§ The problem: The records below are to be repeated in full, exactly as they are.

start

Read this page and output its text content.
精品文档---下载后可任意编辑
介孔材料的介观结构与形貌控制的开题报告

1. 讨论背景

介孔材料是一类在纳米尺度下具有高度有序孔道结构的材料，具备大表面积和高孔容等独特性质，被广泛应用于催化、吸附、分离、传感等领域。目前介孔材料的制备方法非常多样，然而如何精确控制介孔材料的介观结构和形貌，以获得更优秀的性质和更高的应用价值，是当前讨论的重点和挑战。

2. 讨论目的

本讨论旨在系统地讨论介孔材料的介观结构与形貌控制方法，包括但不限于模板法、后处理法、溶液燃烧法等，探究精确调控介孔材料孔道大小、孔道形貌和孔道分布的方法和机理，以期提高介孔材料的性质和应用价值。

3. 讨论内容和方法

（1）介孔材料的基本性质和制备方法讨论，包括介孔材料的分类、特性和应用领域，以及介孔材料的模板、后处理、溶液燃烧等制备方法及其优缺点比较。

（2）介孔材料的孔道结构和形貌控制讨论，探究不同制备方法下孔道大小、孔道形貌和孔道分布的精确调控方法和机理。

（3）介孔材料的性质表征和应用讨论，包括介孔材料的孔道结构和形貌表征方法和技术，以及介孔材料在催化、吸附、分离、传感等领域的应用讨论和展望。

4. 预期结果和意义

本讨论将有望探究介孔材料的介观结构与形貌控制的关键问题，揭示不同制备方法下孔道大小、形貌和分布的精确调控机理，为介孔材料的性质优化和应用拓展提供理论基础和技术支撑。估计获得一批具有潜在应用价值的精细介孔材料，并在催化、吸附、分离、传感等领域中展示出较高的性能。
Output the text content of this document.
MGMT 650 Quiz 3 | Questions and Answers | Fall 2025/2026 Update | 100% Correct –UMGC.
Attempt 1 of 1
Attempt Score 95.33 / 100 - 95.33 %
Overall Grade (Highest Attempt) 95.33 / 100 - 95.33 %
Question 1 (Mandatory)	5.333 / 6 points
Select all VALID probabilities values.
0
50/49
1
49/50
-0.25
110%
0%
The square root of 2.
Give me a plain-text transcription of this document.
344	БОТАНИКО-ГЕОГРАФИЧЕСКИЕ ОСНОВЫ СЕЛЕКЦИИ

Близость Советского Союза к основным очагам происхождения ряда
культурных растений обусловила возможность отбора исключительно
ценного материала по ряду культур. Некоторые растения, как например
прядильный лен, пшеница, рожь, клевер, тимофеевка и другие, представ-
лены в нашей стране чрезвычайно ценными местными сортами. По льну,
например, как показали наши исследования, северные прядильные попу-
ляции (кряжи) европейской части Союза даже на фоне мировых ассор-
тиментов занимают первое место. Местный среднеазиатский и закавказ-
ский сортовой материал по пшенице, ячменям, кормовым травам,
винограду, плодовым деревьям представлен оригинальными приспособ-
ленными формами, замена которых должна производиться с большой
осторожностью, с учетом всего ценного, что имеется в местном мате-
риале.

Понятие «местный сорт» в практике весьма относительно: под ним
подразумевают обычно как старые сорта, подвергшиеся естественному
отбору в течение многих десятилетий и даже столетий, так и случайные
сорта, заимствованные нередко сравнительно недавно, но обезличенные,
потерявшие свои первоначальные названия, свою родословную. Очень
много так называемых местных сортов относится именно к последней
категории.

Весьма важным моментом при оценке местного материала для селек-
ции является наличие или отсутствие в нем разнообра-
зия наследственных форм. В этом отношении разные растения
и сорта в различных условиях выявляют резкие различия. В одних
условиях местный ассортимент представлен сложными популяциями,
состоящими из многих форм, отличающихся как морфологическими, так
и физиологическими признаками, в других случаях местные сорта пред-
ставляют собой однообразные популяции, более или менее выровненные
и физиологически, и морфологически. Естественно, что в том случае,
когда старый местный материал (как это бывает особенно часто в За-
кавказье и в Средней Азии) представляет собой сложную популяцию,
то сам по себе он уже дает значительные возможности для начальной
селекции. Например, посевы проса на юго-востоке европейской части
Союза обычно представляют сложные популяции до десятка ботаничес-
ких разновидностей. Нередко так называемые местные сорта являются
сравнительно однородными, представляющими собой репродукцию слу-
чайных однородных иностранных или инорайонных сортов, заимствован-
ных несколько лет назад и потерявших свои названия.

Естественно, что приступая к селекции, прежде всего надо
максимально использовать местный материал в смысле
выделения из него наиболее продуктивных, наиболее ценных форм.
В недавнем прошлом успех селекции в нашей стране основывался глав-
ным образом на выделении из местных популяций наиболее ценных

end

§ The solution:
Read this page and output its text content.
精品文档---下载后可任意编辑
介孔材料的介观结构与形貌控制的开题报告

1. 讨论背景

介孔材料是一类在纳米尺度下具有高度有序孔道结构的材料，具备大表面积和高孔容等独特性质，被广泛应用于催化、吸附、分离、传感等领域。目前介孔材料的制备方法非常多样，然而如何精确控制介孔材料的介观结构和形貌，以获得更优秀的性质和更高的应用价值，是当前讨论的重点和挑战。

2. 讨论目的

本讨论旨在系统地讨论介孔材料的介观结构与形貌控制方法，包括但不限于模板法、后处理法、溶液燃烧法等，探究精确调控介孔材料孔道大小、孔道形貌和孔道分布的方法和机理，以期提高介孔材料的性质和应用价值。

3. 讨论内容和方法

（1）介孔材料的基本性质和制备方法讨论，包括介孔材料的分类、特性和应用领域，以及介孔材料的模板、后处理、溶液燃烧等制备方法及其优缺点比较。

（2）介孔材料的孔道结构和形貌控制讨论，探究不同制备方法下孔道大小、孔道形貌和孔道分布的精确调控方法和机理。

（3）介孔材料的性质表征和应用讨论，包括介孔材料的孔道结构和形貌表征方法和技术，以及介孔材料在催化、吸附、分离、传感等领域的应用讨论和展望。

4. 预期结果和意义

本讨论将有望探究介孔材料的介观结构与形貌控制的关键问题，揭示不同制备方法下孔道大小、形貌和分布的精确调控机理，为介孔材料的性质优化和应用拓展提供理论基础和技术支撑。估计获得一批具有潜在应用价值的精细介孔材料，并在催化、吸附、分离、传感等领域中展示出较高的性能。
Output the text content of this document.
MGMT 650 Quiz 3 | Questions and Answers | Fall 2025/2026 Update | 100% Correct –UMGC.
Attempt 1 of 1
Attempt Score 95.33 / 100 - 95.33 %
Overall Grade (Highest Attempt) 95.33 / 100 - 95.33 %
Question 1 (Mandatory)	5.333 / 6 points
Select all VALID probabilities values.
0
50/49
1
49/50
-0.25
110%
0%
The square root of 2.
Give me a plain-text transcription of this document.
344	БОТАНИКО-ГЕОГРАФИЧЕСКИЕ ОСНОВЫ СЕЛЕКЦИИ

Близость Советского Союза к основным очагам происхождения ряда
культурных растений обусловила возможность отбора исключительно
ценного материала по ряду культур. Некоторые растения, как например
прядильный лен, пшеница, рожь, клевер, тимофеевка и другие, представ-
лены в нашей стране чрезвычайно ценными местными сортами. По льну,
например, как показали наши исследования, северные прядильные попу-
ляции (кряжи) европейской части Союза даже на фоне мировых ассор-
тиментов занимают первое место. Местный среднеазиатский и закавказ-
ский сортовой материал по пшенице, ячменям, кормовым травам,
винограду, плодовым деревьям представлен оригинальными приспособ-
ленными формами, замена которых должна производиться с большой
осторожностью, с учетом всего ценного, что имеется в местном мате-
риале.

Понятие «местный сорт» в практике весьма относительно: под ним
подразумевают обычно как старые сорта, подвергшиеся естественному
отбору в течение многих десятилетий и даже столетий, так и случайные
сорта, заимствованные нередко сравнительно недавно, но обезличенные,
потерявшие свои первоначальные названия, свою родословную. Очень
много так называемых местных сортов относится именно к последней
категории.

Весьма важным моментом при оценке местного материала для селек-
ции является наличие или отсутствие в нем разнообра-
зия наследственных форм. В этом отношении разные растения
и сорта в различных условиях выявляют резкие различия. В одних
условиях местный ассортимент представлен сложными популяциями,
состоящими из многих форм, отличающихся как морфологическими, так
и физиологическими признаками, в других случаях местные сорта пред-
ставляют собой однообразные популяции, более или менее выровненные
и физиологически, и морфологически. Естественно, что в том случае,
когда старый местный материал (как это бывает особенно часто в За-
кавказье и в Средней Азии) представляет собой сложную популяцию,
то сам по себе он уже дает значительные возможности для начальной
селекции. Например, посевы проса на юго-востоке европейской части
Союза обычно представляют сложные популяции до десятка ботаничес-
ких разновидностей. Нередко так называемые местные сорта являются
сравнительно однородными, представляющими собой репродукцию слу-
чайных однородных иностранных или инорайонных сортов, заимствован-
ных несколько лет назад и потерявших свои названия.

Естественно, что приступая к селекции, прежде всего надо
максимально использовать местный материал в смысле
выделения из него наиболее продуктивных, наиболее ценных форм.
В недавнем прошлом успех селекции в нашей стране основывался глав-
ным образом на выделении из местных популяций наиболее ценных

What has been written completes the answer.